TO DO: Every record should be repeated exactly, except that pictures are left out.

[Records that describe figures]
----------

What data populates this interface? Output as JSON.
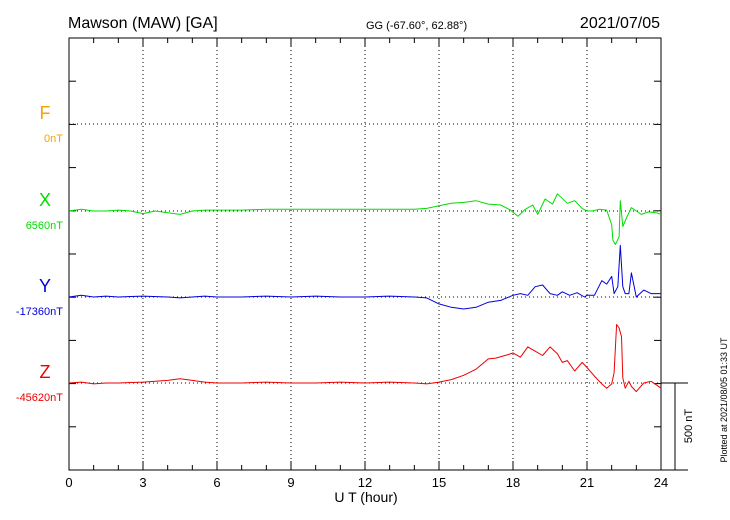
{
  "header": {
    "station": "Mawson (MAW)  [GA]",
    "coords": "GG (-67.60°,  62.88°)",
    "date": "2021/07/05"
  },
  "footer": {
    "plotted": "Plotted at 2021/08/05 01:33 UT",
    "scale_label": "500 nT"
  },
  "chart_data": {
    "type": "line",
    "xlabel": "U T (hour)",
    "xlim": [
      0,
      24
    ],
    "xticks": [
      0,
      3,
      6,
      9,
      12,
      15,
      18,
      21,
      24
    ],
    "grid": true,
    "y_scale_per_division_nT": 250,
    "series": [
      {
        "name": "F",
        "baseline_label": "0nT",
        "color": "#f4a300",
        "x": [],
        "y": []
      },
      {
        "name": "X",
        "baseline_label": "6560nT",
        "color": "#00dd00",
        "x": [
          0,
          0.5,
          1,
          1.5,
          2,
          2.5,
          3,
          3.5,
          4,
          4.5,
          5,
          5.5,
          6,
          7,
          8,
          9,
          10,
          11,
          12,
          13,
          14,
          14.5,
          15,
          15.5,
          16,
          16.5,
          17,
          17.5,
          17.9,
          18.2,
          18.5,
          18.8,
          19,
          19.3,
          19.6,
          19.8,
          20.2,
          20.5,
          20.8,
          21,
          21.2,
          21.5,
          21.8,
          22,
          22.05,
          22.15,
          22.3,
          22.35,
          22.45,
          22.6,
          22.8,
          23.2,
          23.5,
          23.8,
          24
        ],
        "y": [
          0,
          10,
          0,
          0,
          5,
          0,
          -15,
          0,
          -10,
          -20,
          0,
          5,
          5,
          5,
          10,
          10,
          10,
          10,
          10,
          10,
          10,
          15,
          30,
          45,
          50,
          60,
          40,
          35,
          5,
          -30,
          10,
          35,
          -20,
          70,
          40,
          100,
          45,
          60,
          15,
          0,
          0,
          10,
          5,
          -80,
          -170,
          -195,
          -150,
          60,
          -90,
          -40,
          20,
          -20,
          -5,
          -10,
          -20
        ]
      },
      {
        "name": "Y",
        "baseline_label": "-17360nT",
        "color": "#0000dd",
        "x": [
          0,
          0.5,
          1,
          1.5,
          2,
          3,
          4,
          4.5,
          5,
          5.5,
          6,
          7,
          8,
          9,
          10,
          11,
          12,
          13,
          14,
          14.5,
          15,
          15.5,
          16,
          16.5,
          17,
          17.5,
          18,
          18.3,
          18.6,
          18.9,
          19.2,
          19.5,
          19.8,
          20,
          20.3,
          20.6,
          20.9,
          21,
          21.3,
          21.6,
          21.8,
          22,
          22.1,
          22.25,
          22.35,
          22.45,
          22.55,
          22.7,
          22.8,
          23,
          23.3,
          23.6,
          24
        ],
        "y": [
          0,
          10,
          0,
          5,
          0,
          5,
          0,
          -5,
          0,
          5,
          0,
          0,
          5,
          0,
          5,
          0,
          0,
          5,
          0,
          -5,
          -40,
          -60,
          -70,
          -60,
          -30,
          -20,
          10,
          20,
          10,
          60,
          70,
          20,
          10,
          30,
          10,
          25,
          0,
          10,
          10,
          95,
          75,
          120,
          20,
          60,
          300,
          60,
          20,
          20,
          140,
          0,
          40,
          20,
          20
        ]
      },
      {
        "name": "Z",
        "baseline_label": "-45620nT",
        "color": "#ee0000",
        "x": [
          0,
          0.5,
          1,
          1.5,
          2,
          3,
          4,
          4.5,
          5,
          5.5,
          6,
          7,
          8,
          9,
          10,
          11,
          12,
          13,
          14,
          14.5,
          15,
          15.5,
          16,
          16.5,
          17,
          17.3,
          17.8,
          18,
          18.3,
          18.6,
          18.9,
          19.2,
          19.5,
          19.8,
          20,
          20.2,
          20.5,
          20.8,
          21,
          21.3,
          21.6,
          21.8,
          22,
          22.1,
          22.2,
          22.3,
          22.4,
          22.45,
          22.55,
          22.7,
          22.8,
          23,
          23.3,
          23.6,
          23.8,
          24
        ],
        "y": [
          0,
          5,
          -5,
          0,
          0,
          5,
          15,
          25,
          15,
          5,
          0,
          0,
          5,
          0,
          0,
          5,
          0,
          5,
          0,
          -5,
          5,
          20,
          45,
          80,
          140,
          145,
          165,
          175,
          150,
          210,
          185,
          160,
          210,
          170,
          120,
          130,
          70,
          120,
          90,
          40,
          -5,
          -30,
          -5,
          60,
          340,
          320,
          270,
          30,
          -30,
          10,
          -20,
          -50,
          0,
          10,
          -10,
          -30
        ]
      }
    ]
  }
}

----------

COMPLETE ANSWER:
What data populates this interface? Output as JSON.
{
  "header": {
    "station": "Mawson (MAW)  [GA]",
    "coords": "GG (-67.60°,  62.88°)",
    "date": "2021/07/05"
  },
  "footer": {
    "plotted": "Plotted at 2021/08/05 01:33 UT",
    "scale_label": "500 nT"
  },
  "chart_data": {
    "type": "line",
    "xlabel": "U T (hour)",
    "xlim": [
      0,
      24
    ],
    "xticks": [
      0,
      3,
      6,
      9,
      12,
      15,
      18,
      21,
      24
    ],
    "grid": true,
    "y_scale_per_division_nT": 250,
    "series": [
      {
        "name": "F",
        "baseline_label": "0nT",
        "color": "#f4a300",
        "x": [],
        "y": []
      },
      {
        "name": "X",
        "baseline_label": "6560nT",
        "color": "#00dd00",
        "x": [
          0,
          0.5,
          1,
          1.5,
          2,
          2.5,
          3,
          3.5,
          4,
          4.5,
          5,
          5.5,
          6,
          7,
          8,
          9,
          10,
          11,
          12,
          13,
          14,
          14.5,
          15,
          15.5,
          16,
          16.5,
          17,
          17.5,
          17.9,
          18.2,
          18.5,
          18.8,
          19,
          19.3,
          19.6,
          19.8,
          20.2,
          20.5,
          20.8,
          21,
          21.2,
          21.5,
          21.8,
          22,
          22.05,
          22.15,
          22.3,
          22.35,
          22.45,
          22.6,
          22.8,
          23.2,
          23.5,
          23.8,
          24
        ],
        "y": [
          0,
          10,
          0,
          0,
          5,
          0,
          -15,
          0,
          -10,
          -20,
          0,
          5,
          5,
          5,
          10,
          10,
          10,
          10,
          10,
          10,
          10,
          15,
          30,
          45,
          50,
          60,
          40,
          35,
          5,
          -30,
          10,
          35,
          -20,
          70,
          40,
          100,
          45,
          60,
          15,
          0,
          0,
          10,
          5,
          -80,
          -170,
          -195,
          -150,
          60,
          -90,
          -40,
          20,
          -20,
          -5,
          -10,
          -20
        ]
      },
      {
        "name": "Y",
        "baseline_label": "-17360nT",
        "color": "#0000dd",
        "x": [
          0,
          0.5,
          1,
          1.5,
          2,
          3,
          4,
          4.5,
          5,
          5.5,
          6,
          7,
          8,
          9,
          10,
          11,
          12,
          13,
          14,
          14.5,
          15,
          15.5,
          16,
          16.5,
          17,
          17.5,
          18,
          18.3,
          18.6,
          18.9,
          19.2,
          19.5,
          19.8,
          20,
          20.3,
          20.6,
          20.9,
          21,
          21.3,
          21.6,
          21.8,
          22,
          22.1,
          22.25,
          22.35,
          22.45,
          22.55,
          22.7,
          22.8,
          23,
          23.3,
          23.6,
          24
        ],
        "y": [
          0,
          10,
          0,
          5,
          0,
          5,
          0,
          -5,
          0,
          5,
          0,
          0,
          5,
          0,
          5,
          0,
          0,
          5,
          0,
          -5,
          -40,
          -60,
          -70,
          -60,
          -30,
          -20,
          10,
          20,
          10,
          60,
          70,
          20,
          10,
          30,
          10,
          25,
          0,
          10,
          10,
          95,
          75,
          120,
          20,
          60,
          300,
          60,
          20,
          20,
          140,
          0,
          40,
          20,
          20
        ]
      },
      {
        "name": "Z",
        "baseline_label": "-45620nT",
        "color": "#ee0000",
        "x": [
          0,
          0.5,
          1,
          1.5,
          2,
          3,
          4,
          4.5,
          5,
          5.5,
          6,
          7,
          8,
          9,
          10,
          11,
          12,
          13,
          14,
          14.5,
          15,
          15.5,
          16,
          16.5,
          17,
          17.3,
          17.8,
          18,
          18.3,
          18.6,
          18.9,
          19.2,
          19.5,
          19.8,
          20,
          20.2,
          20.5,
          20.8,
          21,
          21.3,
          21.6,
          21.8,
          22,
          22.1,
          22.2,
          22.3,
          22.4,
          22.45,
          22.55,
          22.7,
          22.8,
          23,
          23.3,
          23.6,
          23.8,
          24
        ],
        "y": [
          0,
          5,
          -5,
          0,
          0,
          5,
          15,
          25,
          15,
          5,
          0,
          0,
          5,
          0,
          0,
          5,
          0,
          5,
          0,
          -5,
          5,
          20,
          45,
          80,
          140,
          145,
          165,
          175,
          150,
          210,
          185,
          160,
          210,
          170,
          120,
          130,
          70,
          120,
          90,
          40,
          -5,
          -30,
          -5,
          60,
          340,
          320,
          270,
          30,
          -30,
          10,
          -20,
          -50,
          0,
          10,
          -10,
          -30
        ]
      }
    ]
  }
}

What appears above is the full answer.